#### EXTRACTED TEXT:
## begin

Review: One Direction, and That’s Up, Up, and Away

Morgan Spurlock’s “One Direction: This Is Us” about the forenamed band, is a fun, zippy look at five  ridiculously charming and uber cute lads from the UK.  I watched it in a theater filled with teenage hormonal girls and their unabated deafening shrieks were filled with unabashed adoring love.  How could they not? The dreamy guys are Harry Styles, Liam Payne, Niall Horan, Louis Tomlinson and Zayn Malik and the band is the creation of the musical genius Simon Cowell.

The seasoned and respected Cowell admits in a candid moment that the phenomenon caught him completely by surprise. Cowell again — as he did with American Idol and X Fact0r– finds the perfect zeitgeist of fan adoration via the Internet, Facebook, Twitter. All of  which helped spur One Direction’s  meteoric rise to the mega worldwide stars.

## end

#### INFORMATION SHOWN:
## begin

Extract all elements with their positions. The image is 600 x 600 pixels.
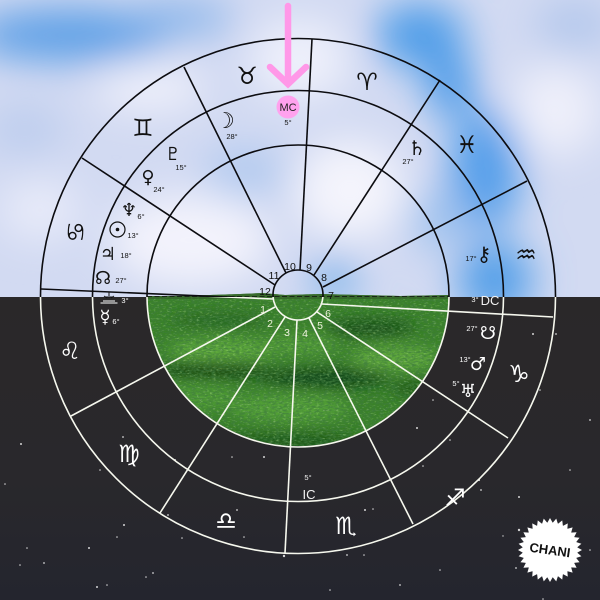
stars: [4, 333, 591, 600]
logo badge: CHANI: [529, 540, 571, 560]
planets: upper left: 27°: [115, 276, 127, 285]
planets: upper left: ☽: [215, 109, 235, 134]
zodiac signs: ♋︎: [61, 221, 89, 243]
house numbers: 10: [284, 261, 296, 273]
zodiac signs: ♓︎: [456, 131, 478, 159]
planets: upper left: ♇: [165, 144, 181, 165]
ascendant marker: 3°: [121, 296, 129, 305]
imum coeli: [302, 473, 316, 502]
imum coeli: 5°: [304, 473, 312, 482]
planets: upper left: 6°: [137, 212, 145, 221]
zodiac signs: ♏︎: [335, 512, 357, 540]
background: night sky: [0, 297, 600, 600]
house numbers: 7: [328, 290, 334, 302]
zodiac signs: ♉︎: [236, 62, 258, 90]
planets: right: 5°: [452, 379, 460, 388]
house numbers: 1: [260, 304, 266, 316]
planets: upper left: 15°: [175, 163, 187, 172]
house numbers: 9: [306, 262, 312, 274]
planets: right: 27°: [402, 157, 414, 166]
planets: upper left: 28°: [226, 132, 238, 141]
mercury: 6°: [112, 317, 120, 326]
house numbers: 11: [269, 270, 280, 282]
chart wheel: rings and house spokes: [40, 38, 556, 554]
ascendant marker: [100, 292, 129, 305]
photo: green grass hill: [148, 293, 448, 446]
midheaven marker: MC: [279, 102, 297, 114]
house numbers: 4: [302, 328, 308, 340]
planets: upper left: ♃: [100, 244, 116, 265]
zodiac signs: ♑︎: [508, 360, 530, 388]
planets: right: 17°: [465, 254, 477, 263]
planets: right: 3°: [471, 295, 479, 304]
planets: upper left: 18°: [120, 251, 132, 260]
mercury: ☿: [99, 307, 111, 328]
icon: sun: [110, 222, 125, 237]
midheaven marker: 5°: [284, 118, 292, 127]
house numbers: [259, 261, 334, 340]
planets: right: DC: [481, 293, 499, 308]
house numbers: 8: [321, 272, 327, 284]
planets: upper left: 24°: [153, 185, 165, 194]
zodiac signs: ♎︎: [215, 507, 237, 535]
zodiac signs: ♌︎: [59, 337, 81, 365]
arrow pointing at MC: [270, 6, 306, 84]
planets: right: ♅: [460, 381, 476, 402]
planets: upper left: [95, 109, 238, 289]
house numbers: 6: [325, 308, 331, 320]
planets: upper left: ♀: [141, 167, 155, 188]
planets: right: 27°: [466, 324, 478, 333]
logo badge: [518, 518, 582, 582]
house numbers: 2: [267, 318, 273, 330]
house numbers: 5: [317, 320, 323, 332]
planets: upper left: ♆: [121, 200, 137, 221]
planets: right: 13°: [459, 355, 471, 364]
planets: upper left: 13°: [127, 231, 139, 240]
imum coeli: IC: [302, 487, 316, 502]
midheaven marker: [276, 96, 300, 127]
house numbers: 12: [259, 286, 271, 298]
zodiac signs: ♊︎: [132, 114, 154, 142]
house numbers: 3: [284, 327, 290, 339]
planets: right: ♂: [470, 354, 486, 375]
zodiac signs: [59, 62, 537, 540]
planets: right: ☋: [480, 323, 496, 344]
mercury: [99, 307, 120, 328]
zodiac signs: ♈︎: [356, 68, 378, 96]
zodiac signs: ♒︎: [515, 241, 537, 269]
zodiac signs: ♐︎: [444, 484, 466, 512]
planets: right: ⚷: [477, 242, 491, 266]
planets: upper left: ☊: [95, 268, 111, 289]
zodiac signs: ♍︎: [118, 440, 140, 468]
planets: right: ♄: [408, 136, 426, 160]
background: cloudy sky: [0, 0, 600, 318]
planets: right: [402, 136, 499, 402]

## end

#### DIRECTIVES:
- 1) In the One Direction review, rewrite the passage starting at "Review: One Direction, and" and ending at "genius Simon Cowell.", changing "theater" to "cinema".
- 2) Summarize the One Direction review in two sentences.
- 3) Continue the One Direction film review from where it stops.
The items have nothing to do with the review.

#### RESULTS FOR THE EXERCISE:
- 1)
Review: One Direction, and That’s Up, Up, and Away

Morgan Spurlock’s “One Direction: This Is Us” about the forenamed band, is a fun, zippy look at five  ridiculously charming and uber cute lads from the UK.  I watched it in a cinema filled with teenage hormonal girls and their unabated deafening shrieks were filled with unabashed adoring love.  How could they not? The dreamy guys are Harry Styles, Liam Payne, Niall Horan, Louis Tomlinson and Zayn Malik and the band is the creation of the musical genius Simon Cowell.

- 2) The review calls Morgan Spurlock's "One Direction: This Is Us" a fun, zippy look at the five charming UK band members, a group created by Simon Cowell, and recalls watching it among shrieking teenage girls. Cowell admits the phenomenon surprised him, and the review says fan adoration via the Internet, Facebook and Twitter helped spur the band's meteoric rise to worldwide stardom.

- 3)
Older folks will smile, the film is just plain fun to watch and the music is poppy and quite lovely at times. These young men are actually talented, the boys can sing, which Cowell of course got spot on.

Spurlock gives some touching cameos to the parents of these seemingly normal working class kids, one especially said how he was just a plain rural Dad and seemed truly befuddled by his son’s success.  All the parents are still shell shocked, they still don’t know what quite hit them. You can’t blame them, the scenes of the global swarms of screaming girls harken back to the Beatles.  “One Direction” is the social networking version of that kind of hysteria. And hysteria it most certainly is.

After watching Miley Cyrus’s debacle on the VMAs I think parents will herd their teenagers into the theater to watch genuinely nice, mischievous young men not misbehaving.  Spurlock does more than a good job of making their story an enjoyable, albeit harmless and light foray of boy band fodder.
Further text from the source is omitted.